PROVIDED DATA:
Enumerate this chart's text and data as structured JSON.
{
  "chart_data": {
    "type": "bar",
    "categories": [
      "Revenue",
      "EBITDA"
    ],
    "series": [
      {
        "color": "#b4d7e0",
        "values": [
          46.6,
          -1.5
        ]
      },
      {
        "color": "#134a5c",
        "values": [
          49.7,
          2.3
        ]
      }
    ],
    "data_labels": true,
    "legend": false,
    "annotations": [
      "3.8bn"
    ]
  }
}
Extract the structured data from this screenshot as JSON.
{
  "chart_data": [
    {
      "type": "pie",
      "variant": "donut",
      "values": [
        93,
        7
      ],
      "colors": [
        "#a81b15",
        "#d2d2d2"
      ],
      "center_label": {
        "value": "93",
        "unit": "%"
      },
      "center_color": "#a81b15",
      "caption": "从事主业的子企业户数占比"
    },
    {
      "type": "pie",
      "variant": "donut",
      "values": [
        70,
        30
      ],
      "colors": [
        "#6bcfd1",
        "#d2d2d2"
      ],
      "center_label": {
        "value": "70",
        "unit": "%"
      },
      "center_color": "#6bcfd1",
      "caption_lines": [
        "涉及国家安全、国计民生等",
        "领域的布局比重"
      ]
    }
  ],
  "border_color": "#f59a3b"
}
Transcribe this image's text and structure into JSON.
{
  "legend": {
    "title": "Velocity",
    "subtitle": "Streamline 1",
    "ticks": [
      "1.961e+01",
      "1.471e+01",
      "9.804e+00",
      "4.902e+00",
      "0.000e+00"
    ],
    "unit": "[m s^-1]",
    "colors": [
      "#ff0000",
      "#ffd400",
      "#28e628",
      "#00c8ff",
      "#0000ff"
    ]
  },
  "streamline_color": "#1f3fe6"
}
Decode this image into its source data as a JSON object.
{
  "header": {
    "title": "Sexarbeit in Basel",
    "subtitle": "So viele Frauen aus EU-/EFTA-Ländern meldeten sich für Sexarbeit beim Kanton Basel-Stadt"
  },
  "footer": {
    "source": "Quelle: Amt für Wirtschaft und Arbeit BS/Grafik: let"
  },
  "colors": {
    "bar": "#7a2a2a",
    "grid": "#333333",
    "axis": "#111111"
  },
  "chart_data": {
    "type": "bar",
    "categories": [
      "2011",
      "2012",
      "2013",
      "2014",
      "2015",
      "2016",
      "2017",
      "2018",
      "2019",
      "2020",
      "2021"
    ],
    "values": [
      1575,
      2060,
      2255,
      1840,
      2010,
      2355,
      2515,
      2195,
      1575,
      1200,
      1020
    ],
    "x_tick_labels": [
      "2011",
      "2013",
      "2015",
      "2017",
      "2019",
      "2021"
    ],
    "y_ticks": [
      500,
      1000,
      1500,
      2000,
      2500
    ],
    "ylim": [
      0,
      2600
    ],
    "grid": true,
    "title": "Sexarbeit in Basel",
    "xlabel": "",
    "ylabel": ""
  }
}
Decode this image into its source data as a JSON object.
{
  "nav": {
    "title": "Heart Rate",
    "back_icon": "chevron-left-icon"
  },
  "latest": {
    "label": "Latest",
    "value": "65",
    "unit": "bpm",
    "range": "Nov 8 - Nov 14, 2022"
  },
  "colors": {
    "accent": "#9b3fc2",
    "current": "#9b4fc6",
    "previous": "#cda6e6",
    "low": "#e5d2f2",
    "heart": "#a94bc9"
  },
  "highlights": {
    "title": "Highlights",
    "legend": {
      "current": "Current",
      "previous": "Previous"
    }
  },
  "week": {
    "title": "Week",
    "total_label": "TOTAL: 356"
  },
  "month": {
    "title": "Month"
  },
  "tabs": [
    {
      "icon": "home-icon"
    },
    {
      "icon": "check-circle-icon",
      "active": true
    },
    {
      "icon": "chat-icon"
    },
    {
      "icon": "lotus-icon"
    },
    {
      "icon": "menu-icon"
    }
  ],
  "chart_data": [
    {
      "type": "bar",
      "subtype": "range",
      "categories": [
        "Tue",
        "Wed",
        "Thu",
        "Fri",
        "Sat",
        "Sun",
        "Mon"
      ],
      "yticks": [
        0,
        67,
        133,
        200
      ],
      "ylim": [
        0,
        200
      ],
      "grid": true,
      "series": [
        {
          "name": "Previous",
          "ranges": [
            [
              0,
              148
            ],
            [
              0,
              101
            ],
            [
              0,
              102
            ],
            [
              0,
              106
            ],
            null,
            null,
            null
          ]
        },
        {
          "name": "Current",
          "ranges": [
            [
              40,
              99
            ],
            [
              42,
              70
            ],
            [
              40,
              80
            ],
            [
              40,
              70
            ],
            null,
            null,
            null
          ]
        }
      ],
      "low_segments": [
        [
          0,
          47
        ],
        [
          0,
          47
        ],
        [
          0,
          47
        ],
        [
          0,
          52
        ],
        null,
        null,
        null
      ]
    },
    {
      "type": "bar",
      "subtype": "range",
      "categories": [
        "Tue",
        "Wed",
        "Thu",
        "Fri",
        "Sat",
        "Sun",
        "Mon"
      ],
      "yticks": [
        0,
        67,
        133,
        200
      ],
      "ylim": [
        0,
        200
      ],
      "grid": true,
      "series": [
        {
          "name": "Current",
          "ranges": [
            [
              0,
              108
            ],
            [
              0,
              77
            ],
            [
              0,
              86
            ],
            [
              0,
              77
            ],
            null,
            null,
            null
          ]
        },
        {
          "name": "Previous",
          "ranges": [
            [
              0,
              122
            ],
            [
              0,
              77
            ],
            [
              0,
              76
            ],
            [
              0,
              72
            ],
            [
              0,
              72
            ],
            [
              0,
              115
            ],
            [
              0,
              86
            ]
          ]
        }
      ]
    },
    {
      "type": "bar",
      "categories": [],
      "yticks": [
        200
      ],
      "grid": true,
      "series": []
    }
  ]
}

EXERCISE REQUIREMENTS: Output the entries exactly.

RESULT FOR THIS TASK:
Enumerate this chart's text and data as structured JSON.
{
  "chart_data": {
    "type": "bar",
    "categories": [
      "Revenue",
      "EBITDA"
    ],
    "series": [
      {
        "color": "#b4d7e0",
        "values": [
          46.6,
          -1.5
        ]
      },
      {
        "color": "#134a5c",
        "values": [
          49.7,
          2.3
        ]
      }
    ],
    "data_labels": true,
    "legend": false,
    "annotations": [
      "3.8bn"
    ]
  }
}
Extract the structured data from this screenshot as JSON.
{
  "chart_data": [
    {
      "type": "pie",
      "variant": "donut",
      "values": [
        93,
        7
      ],
      "colors": [
        "#a81b15",
        "#d2d2d2"
      ],
      "center_label": {
        "value": "93",
        "unit": "%"
      },
      "center_color": "#a81b15",
      "caption": "从事主业的子企业户数占比"
    },
    {
      "type": "pie",
      "variant": "donut",
      "values": [
        70,
        30
      ],
      "colors": [
        "#6bcfd1",
        "#d2d2d2"
      ],
      "center_label": {
        "value": "70",
        "unit": "%"
      },
      "center_color": "#6bcfd1",
      "caption_lines": [
        "涉及国家安全、国计民生等",
        "领域的布局比重"
      ]
    }
  ],
  "border_color": "#f59a3b"
}
Transcribe this image's text and structure into JSON.
{
  "legend": {
    "title": "Velocity",
    "subtitle": "Streamline 1",
    "ticks": [
      "1.961e+01",
      "1.471e+01",
      "9.804e+00",
      "4.902e+00",
      "0.000e+00"
    ],
    "unit": "[m s^-1]",
    "colors": [
      "#ff0000",
      "#ffd400",
      "#28e628",
      "#00c8ff",
      "#0000ff"
    ]
  },
  "streamline_color": "#1f3fe6"
}
Decode this image into its source data as a JSON object.
{
  "header": {
    "title": "Sexarbeit in Basel",
    "subtitle": "So viele Frauen aus EU-/EFTA-Ländern meldeten sich für Sexarbeit beim Kanton Basel-Stadt"
  },
  "footer": {
    "source": "Quelle: Amt für Wirtschaft und Arbeit BS/Grafik: let"
  },
  "colors": {
    "bar": "#7a2a2a",
    "grid": "#333333",
    "axis": "#111111"
  },
  "chart_data": {
    "type": "bar",
    "categories": [
      "2011",
      "2012",
      "2013",
      "2014",
      "2015",
      "2016",
      "2017",
      "2018",
      "2019",
      "2020",
      "2021"
    ],
    "values": [
      1575,
      2060,
      2255,
      1840,
      2010,
      2355,
      2515,
      2195,
      1575,
      1200,
      1020
    ],
    "x_tick_labels": [
      "2011",
      "2013",
      "2015",
      "2017",
      "2019",
      "2021"
    ],
    "y_ticks": [
      500,
      1000,
      1500,
      2000,
      2500
    ],
    "ylim": [
      0,
      2600
    ],
    "grid": true,
    "title": "Sexarbeit in Basel",
    "xlabel": "",
    "ylabel": ""
  }
}
Decode this image into its source data as a JSON object.
{
  "nav": {
    "title": "Heart Rate",
    "back_icon": "chevron-left-icon"
  },
  "latest": {
    "label": "Latest",
    "value": "65",
    "unit": "bpm",
    "range": "Nov 8 - Nov 14, 2022"
  },
  "colors": {
    "accent": "#9b3fc2",
    "current": "#9b4fc6",
    "previous": "#cda6e6",
    "low": "#e5d2f2",
    "heart": "#a94bc9"
  },
  "highlights": {
    "title": "Highlights",
    "legend": {
      "current": "Current",
      "previous": "Previous"
    }
  },
  "week": {
    "title": "Week",
    "total_label": "TOTAL: 356"
  },
  "month": {
    "title": "Month"
  },
  "tabs": [
    {
      "icon": "home-icon"
    },
    {
      "icon": "check-circle-icon",
      "active": true
    },
    {
      "icon": "chat-icon"
    },
    {
      "icon": "lotus-icon"
    },
    {
      "icon": "menu-icon"
    }
  ],
  "chart_data": [
    {
      "type": "bar",
      "subtype": "range",
      "categories": [
        "Tue",
        "Wed",
        "Thu",
        "Fri",
        "Sat",
        "Sun",
        "Mon"
      ],
      "yticks": [
        0,
        67,
        133,
        200
      ],
      "ylim": [
        0,
        200
      ],
      "grid": true,
      "series": [
        {
          "name": "Previous",
          "ranges": [
            [
              0,
              148
            ],
            [
              0,
              101
            ],
            [
              0,
              102
            ],
            [
              0,
              106
            ],
            null,
            null,
            null
          ]
        },
        {
          "name": "Current",
          "ranges": [
            [
              40,
              99
            ],
            [
              42,
              70
            ],
            [
              40,
              80
            ],
            [
              40,
              70
            ],
            null,
            null,
            null
          ]
        }
      ],
      "low_segments": [
        [
          0,
          47
        ],
        [
          0,
          47
        ],
        [
          0,
          47
        ],
        [
          0,
          52
        ],
        null,
        null,
        null
      ]
    },
    {
      "type": "bar",
      "subtype": "range",
      "categories": [
        "Tue",
        "Wed",
        "Thu",
        "Fri",
        "Sat",
        "Sun",
        "Mon"
      ],
      "yticks": [
        0,
        67,
        133,
        200
      ],
      "ylim": [
        0,
        200
      ],
      "grid": true,
      "series": [
        {
          "name": "Current",
          "ranges": [
            [
              0,
              108
            ],
            [
              0,
              77
            ],
            [
              0,
              86
            ],
            [
              0,
              77
            ],
            null,
            null,
            null
          ]
        },
        {
          "name": "Previous",
          "ranges": [
            [
              0,
              122
            ],
            [
              0,
              77
            ],
            [
              0,
              76
            ],
            [
              0,
              72
            ],
            [
              0,
              72
            ],
            [
              0,
              115
            ],
            [
              0,
              86
            ]
          ]
        }
      ]
    },
    {
      "type": "bar",
      "categories": [],
      "yticks": [
        200
      ],
      "grid": true,
      "series": []
    }
  ]
}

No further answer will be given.